**Short exercise:**
Omit every image, and transcribe the remaining entries exactly as given.

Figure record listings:
===

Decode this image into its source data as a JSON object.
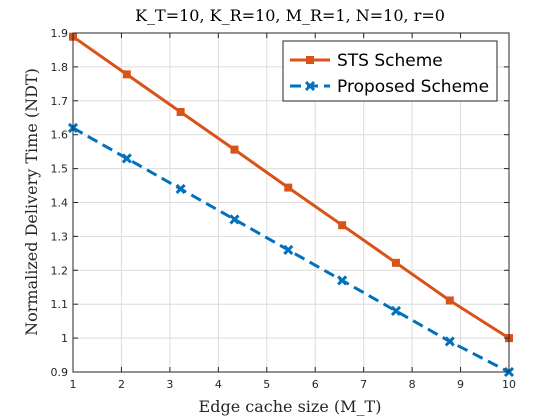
{
  "chart_data": {
    "type": "line",
    "title": "K_T=10, K_R=10, M_R=1, N=10, r=0",
    "xlabel": "Edge cache size (M_T)",
    "ylabel": "Normalized Delivery Time (NDT)",
    "xlim": [
      1,
      10
    ],
    "ylim": [
      0.9,
      1.9
    ],
    "xticks": [
      1,
      2,
      3,
      4,
      5,
      6,
      7,
      8,
      9,
      10
    ],
    "yticks": [
      0.9,
      1,
      1.1,
      1.2,
      1.3,
      1.4,
      1.5,
      1.6,
      1.7,
      1.8,
      1.9
    ],
    "grid": true,
    "legend_position": "top-right",
    "series": [
      {
        "name": "STS Scheme",
        "color": "#D95319",
        "line_style": "solid",
        "marker": "square",
        "x": [
          1,
          2.111,
          3.222,
          4.333,
          5.444,
          6.556,
          7.667,
          8.778,
          10
        ],
        "y": [
          1.889,
          1.778,
          1.667,
          1.556,
          1.444,
          1.333,
          1.222,
          1.111,
          1.0
        ]
      },
      {
        "name": "Proposed Scheme",
        "color": "#0072BD",
        "line_style": "dashed",
        "marker": "x",
        "x": [
          1,
          2.111,
          3.222,
          4.333,
          5.444,
          6.556,
          7.667,
          8.778,
          10
        ],
        "y": [
          1.62,
          1.53,
          1.44,
          1.35,
          1.26,
          1.17,
          1.08,
          0.99,
          0.9
        ]
      }
    ]
  }
}
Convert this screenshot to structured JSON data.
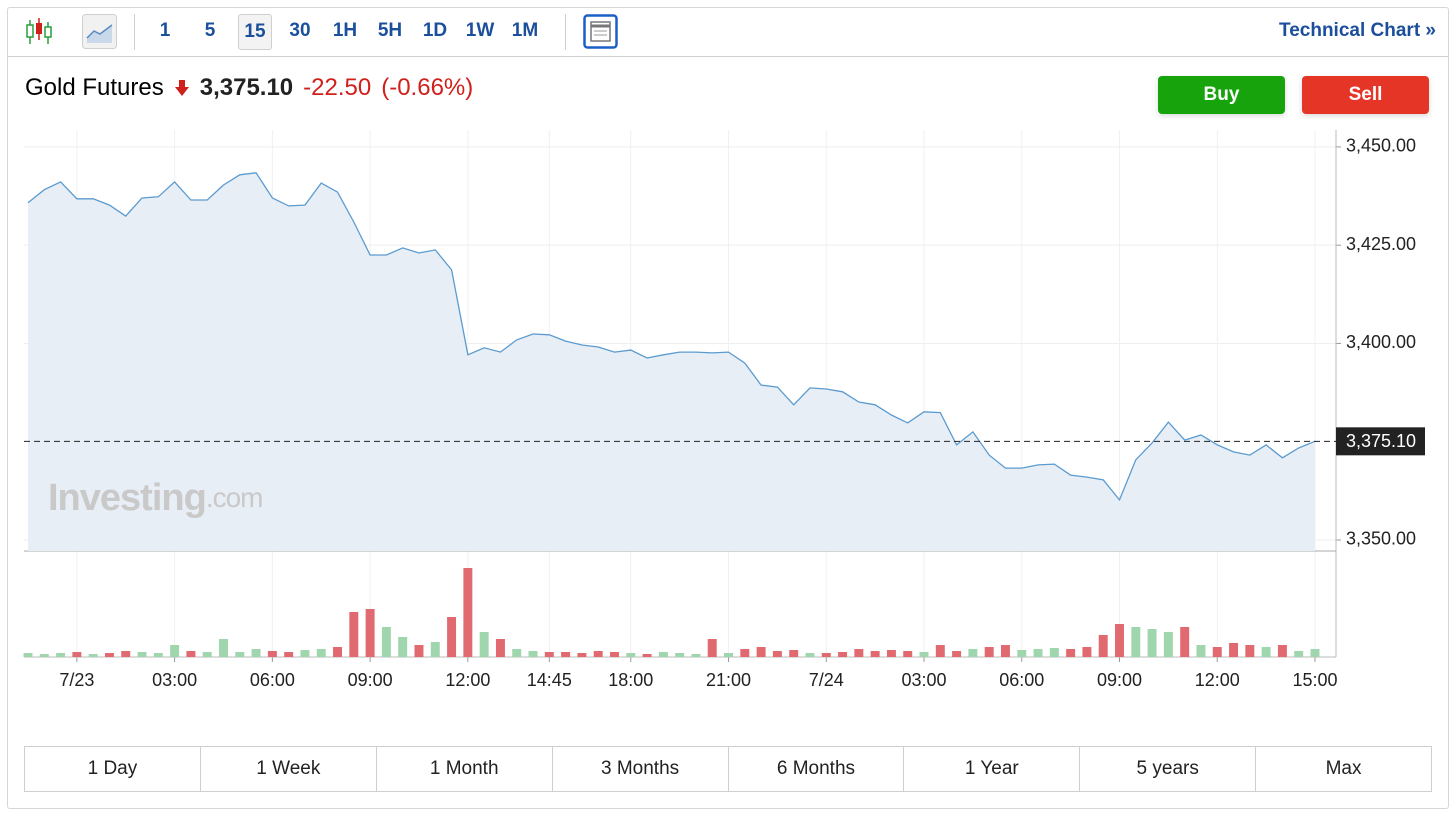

===

**Exercise response:**
Decode this image into its source data as a JSON object.
{
  "chart_data": {
    "type": "line",
    "title": "K_T=10, K_R=10, M_R=1, N=10, r=0",
    "xlabel": "Edge cache size (M_T)",
    "ylabel": "Normalized Delivery Time (NDT)",
    "xlim": [
      1,
      10
    ],
    "ylim": [
      0.9,
      1.9
    ],
    "xticks": [
      1,
      2,
      3,
      4,
      5,
      6,
      7,
      8,
      9,
      10
    ],
    "yticks": [
      0.9,
      1,
      1.1,
      1.2,
      1.3,
      1.4,
      1.5,
      1.6,
      1.7,
      1.8,
      1.9
    ],
    "grid": true,
    "legend_position": "top-right",
    "series": [
      {
        "name": "STS Scheme",
        "color": "#D95319",
        "line_style": "solid",
        "marker": "square",
        "x": [
          1,
          2.111,
          3.222,
          4.333,
          5.444,
          6.556,
          7.667,
          8.778,
          10
        ],
        "y": [
          1.889,
          1.778,
          1.667,
          1.556,
          1.444,
          1.333,
          1.222,
          1.111,
          1.0
        ]
      },
      {
        "name": "Proposed Scheme",
        "color": "#0072BD",
        "line_style": "dashed",
        "marker": "x",
        "x": [
          1,
          2.111,
          3.222,
          4.333,
          5.444,
          6.556,
          7.667,
          8.778,
          10
        ],
        "y": [
          1.62,
          1.53,
          1.44,
          1.35,
          1.26,
          1.17,
          1.08,
          0.99,
          0.9
        ]
      }
    ]
  }
}
Convert this screenshot to structured JSON data.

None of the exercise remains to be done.